| Required work |
• a. According to the tea tasting note, how much leaf was steeped, and in what size teapot?
• b. Write the next few sentences of the tea tasting note, following on from its final sentence.

=== Document section ===

73

I bought this tea fresh in 2018 along with a 2010 version to compare it to. But as often happens with ambitious tea experiments, this one fell by the wayside. However, I thought I’d better do it while I can still use Steepster, so I unearthed these teas and am ready to drink a lot of caffeine.

I steeped 6 g of leaf in a 120 ml teapot at 195F for 7, 10, 12, 15, 18, 20, 25, 30, 40, 50, 60, 90, 120, and 240 seconds.

The dry aroma is of honey, roast, orchid, and faint fruit. The first steep has notes of honey, roast, hops, grain, and orchid. It’s drying in the mouth, with a beautiful honey scent at the bottom of the cup. The second steep has stronger honey and roast notes, with faint lychee, wood, and what I would call green plant stems. The third and fourth steeps have honey, roast, hops, grain, and char in the foreground, with a lingering aftertaste of guava, lychee, roast, orchids, and honey.

To try and coax the complex flavours in the aftertaste into the actual tea, I lowered the temperature to 190F for the next couple steeps. This seems to have been a mistake, since though the roast is less pronounced, there’s more greenness and the honey/fruit is still not coming through. In the seventh steep, the honey and roast let some orchid, violet, grass, cream, and other florals make a faint appearance. The end of the session features roast, wood, tannins, and minerals.

=== Material shown ===

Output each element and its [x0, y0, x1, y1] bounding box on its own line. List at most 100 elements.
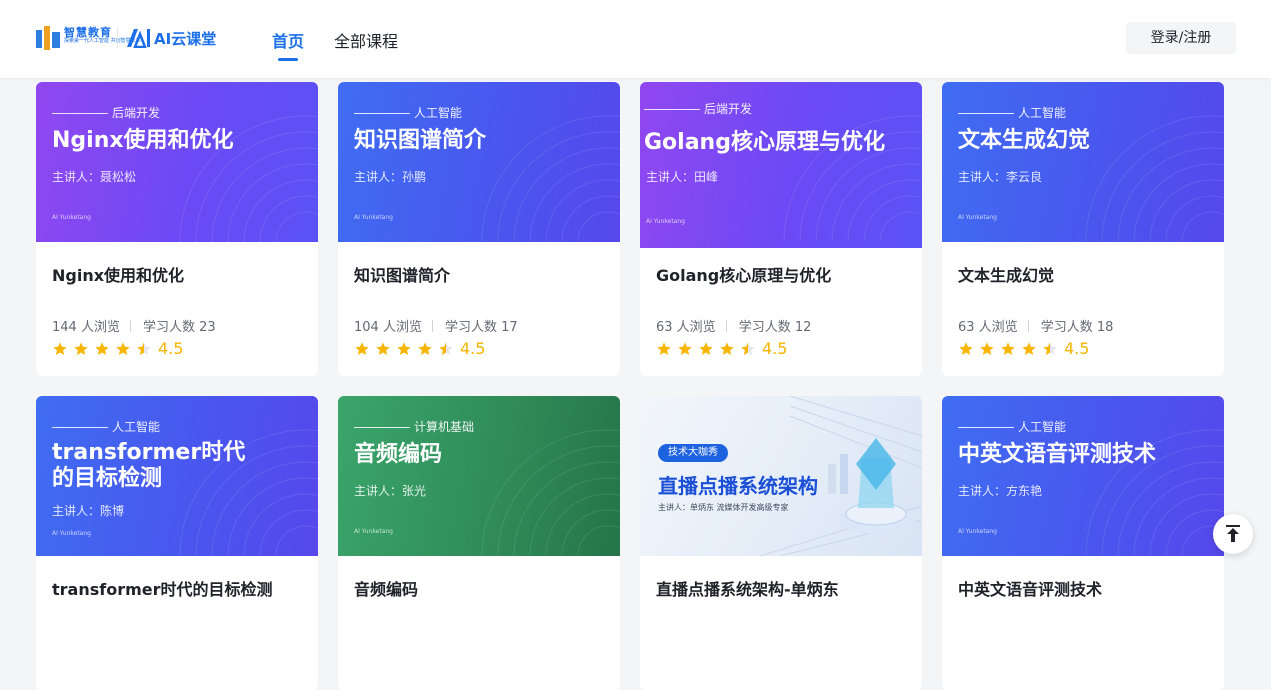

===
=== Material shown ===

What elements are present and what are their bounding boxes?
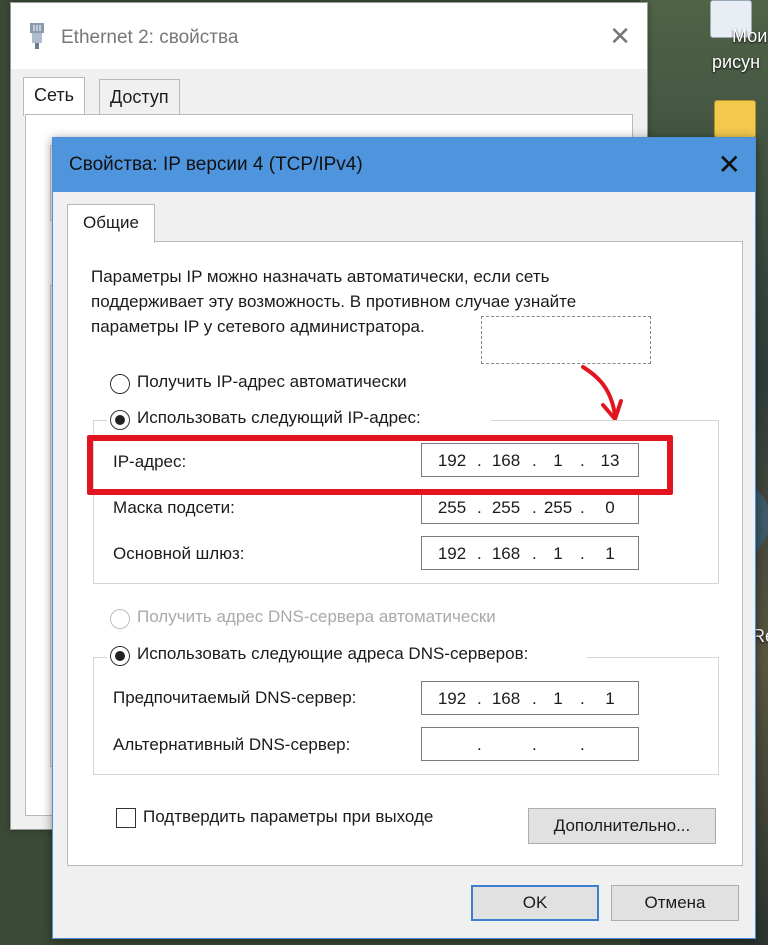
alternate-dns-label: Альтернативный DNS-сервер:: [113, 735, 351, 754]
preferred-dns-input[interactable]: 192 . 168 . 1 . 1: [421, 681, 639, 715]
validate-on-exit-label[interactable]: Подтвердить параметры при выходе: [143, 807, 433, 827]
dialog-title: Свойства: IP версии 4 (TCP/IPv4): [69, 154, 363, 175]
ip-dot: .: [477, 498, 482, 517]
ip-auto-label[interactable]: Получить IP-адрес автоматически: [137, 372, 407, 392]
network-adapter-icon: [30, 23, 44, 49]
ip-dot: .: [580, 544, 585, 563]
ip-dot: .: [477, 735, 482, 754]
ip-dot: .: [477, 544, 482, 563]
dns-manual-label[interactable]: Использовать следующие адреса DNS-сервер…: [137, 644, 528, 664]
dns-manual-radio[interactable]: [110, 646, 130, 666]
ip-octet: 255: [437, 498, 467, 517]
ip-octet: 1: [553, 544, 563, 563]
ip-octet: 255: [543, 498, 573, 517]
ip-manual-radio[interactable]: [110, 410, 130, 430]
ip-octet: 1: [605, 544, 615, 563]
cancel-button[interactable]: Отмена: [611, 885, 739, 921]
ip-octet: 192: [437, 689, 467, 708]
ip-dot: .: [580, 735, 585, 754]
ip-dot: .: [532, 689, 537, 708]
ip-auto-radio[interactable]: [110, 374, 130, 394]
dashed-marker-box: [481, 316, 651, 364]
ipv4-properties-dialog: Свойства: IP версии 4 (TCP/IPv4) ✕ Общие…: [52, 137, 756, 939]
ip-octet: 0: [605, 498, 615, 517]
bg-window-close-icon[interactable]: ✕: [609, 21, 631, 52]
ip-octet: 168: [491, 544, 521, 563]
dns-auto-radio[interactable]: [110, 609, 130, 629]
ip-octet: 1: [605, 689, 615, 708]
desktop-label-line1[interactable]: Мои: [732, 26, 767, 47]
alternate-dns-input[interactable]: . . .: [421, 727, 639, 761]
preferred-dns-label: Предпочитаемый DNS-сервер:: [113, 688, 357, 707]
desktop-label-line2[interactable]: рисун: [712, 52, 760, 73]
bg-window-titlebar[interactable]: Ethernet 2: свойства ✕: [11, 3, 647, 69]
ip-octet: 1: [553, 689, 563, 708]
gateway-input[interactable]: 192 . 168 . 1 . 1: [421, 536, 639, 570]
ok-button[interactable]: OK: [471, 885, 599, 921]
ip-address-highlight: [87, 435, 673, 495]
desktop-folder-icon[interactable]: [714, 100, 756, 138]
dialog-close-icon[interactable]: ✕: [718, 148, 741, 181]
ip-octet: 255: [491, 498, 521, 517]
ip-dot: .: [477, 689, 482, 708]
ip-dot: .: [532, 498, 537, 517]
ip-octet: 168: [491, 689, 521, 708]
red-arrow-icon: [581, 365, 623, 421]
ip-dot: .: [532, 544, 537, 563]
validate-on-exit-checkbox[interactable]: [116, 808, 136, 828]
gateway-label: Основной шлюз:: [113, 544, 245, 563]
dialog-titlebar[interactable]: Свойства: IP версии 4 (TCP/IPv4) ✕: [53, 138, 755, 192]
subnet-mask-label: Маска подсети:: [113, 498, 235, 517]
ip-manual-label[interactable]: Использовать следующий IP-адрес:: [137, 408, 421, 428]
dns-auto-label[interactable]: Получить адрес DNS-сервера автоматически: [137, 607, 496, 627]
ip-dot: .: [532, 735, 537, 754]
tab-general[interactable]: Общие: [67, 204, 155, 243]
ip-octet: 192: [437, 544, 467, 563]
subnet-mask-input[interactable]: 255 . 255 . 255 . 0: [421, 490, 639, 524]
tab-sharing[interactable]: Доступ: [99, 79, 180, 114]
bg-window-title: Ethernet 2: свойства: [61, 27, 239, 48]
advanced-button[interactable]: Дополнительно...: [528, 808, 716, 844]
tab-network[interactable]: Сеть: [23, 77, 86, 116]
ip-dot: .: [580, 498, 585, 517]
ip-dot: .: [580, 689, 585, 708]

===
=== Material shown ===

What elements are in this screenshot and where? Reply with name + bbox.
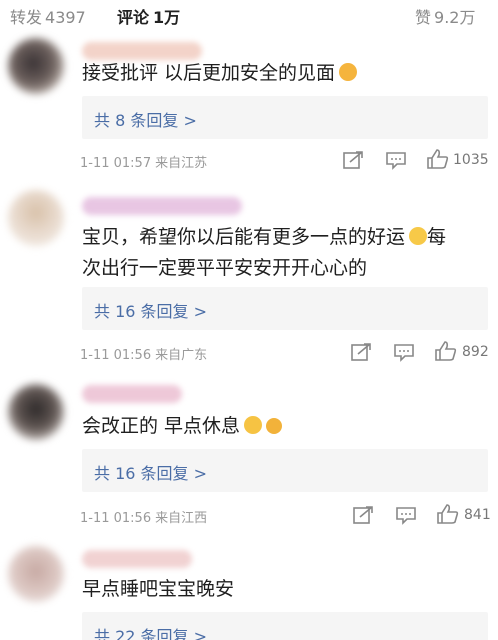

===

| Responses per task |
• a. 6 g of leaf in a 120 ml teapot.

• b.
Perhaps due to its age, this tea never really fulfilled the fruity and floral promise of its aroma and aftertaste. It’s quite heavily roasted, and the roast dominated the tasting experience for me. Other reviewers, who presumably had the tea when it was fresher, didn’t have the same impression, so maybe this is a consequence of two years in storage.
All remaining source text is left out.